* **Your task**
Print every entry exactly as written.

• • •

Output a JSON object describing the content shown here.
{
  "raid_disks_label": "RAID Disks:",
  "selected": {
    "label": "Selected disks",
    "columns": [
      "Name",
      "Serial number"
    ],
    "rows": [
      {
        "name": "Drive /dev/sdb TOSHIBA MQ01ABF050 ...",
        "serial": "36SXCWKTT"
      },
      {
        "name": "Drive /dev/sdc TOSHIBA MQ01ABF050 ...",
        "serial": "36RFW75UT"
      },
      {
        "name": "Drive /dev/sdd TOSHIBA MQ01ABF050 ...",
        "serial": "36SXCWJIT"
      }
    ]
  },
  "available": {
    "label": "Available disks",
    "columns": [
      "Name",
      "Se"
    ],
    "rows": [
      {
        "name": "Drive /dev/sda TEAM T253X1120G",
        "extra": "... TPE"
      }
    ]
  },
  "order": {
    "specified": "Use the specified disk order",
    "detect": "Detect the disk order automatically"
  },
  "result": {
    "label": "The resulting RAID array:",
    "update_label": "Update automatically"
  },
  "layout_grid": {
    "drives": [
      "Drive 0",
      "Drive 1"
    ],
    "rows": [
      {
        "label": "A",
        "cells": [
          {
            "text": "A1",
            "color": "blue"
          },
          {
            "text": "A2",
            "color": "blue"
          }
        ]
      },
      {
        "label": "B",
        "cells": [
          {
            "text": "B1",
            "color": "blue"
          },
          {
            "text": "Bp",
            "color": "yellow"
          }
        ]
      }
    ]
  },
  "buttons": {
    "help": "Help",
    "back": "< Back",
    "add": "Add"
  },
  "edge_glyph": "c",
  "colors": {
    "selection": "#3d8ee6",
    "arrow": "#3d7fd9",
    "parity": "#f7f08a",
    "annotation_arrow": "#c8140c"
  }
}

• • •

* **Full response**
Output a JSON object describing the content shown here.
{
  "raid_disks_label": "RAID Disks:",
  "selected": {
    "label": "Selected disks",
    "columns": [
      "Name",
      "Serial number"
    ],
    "rows": [
      {
        "name": "Drive /dev/sdb TOSHIBA MQ01ABF050 ...",
        "serial": "36SXCWKTT"
      },
      {
        "name": "Drive /dev/sdc TOSHIBA MQ01ABF050 ...",
        "serial": "36RFW75UT"
      },
      {
        "name": "Drive /dev/sdd TOSHIBA MQ01ABF050 ...",
        "serial": "36SXCWJIT"
      }
    ]
  },
  "available": {
    "label": "Available disks",
    "columns": [
      "Name",
      "Se"
    ],
    "rows": [
      {
        "name": "Drive /dev/sda TEAM T253X1120G",
        "extra": "... TPE"
      }
    ]
  },
  "order": {
    "specified": "Use the specified disk order",
    "detect": "Detect the disk order automatically"
  },
  "result": {
    "label": "The resulting RAID array:",
    "update_label": "Update automatically"
  },
  "layout_grid": {
    "drives": [
      "Drive 0",
      "Drive 1"
    ],
    "rows": [
      {
        "label": "A",
        "cells": [
          {
            "text": "A1",
            "color": "blue"
          },
          {
            "text": "A2",
            "color": "blue"
          }
        ]
      },
      {
        "label": "B",
        "cells": [
          {
            "text": "B1",
            "color": "blue"
          },
          {
            "text": "Bp",
            "color": "yellow"
          }
        ]
      }
    ]
  },
  "buttons": {
    "help": "Help",
    "back": "< Back",
    "add": "Add"
  },
  "edge_glyph": "c",
  "colors": {
    "selection": "#3d8ee6",
    "arrow": "#3d7fd9",
    "parity": "#f7f08a",
    "annotation_arrow": "#c8140c"
  }
}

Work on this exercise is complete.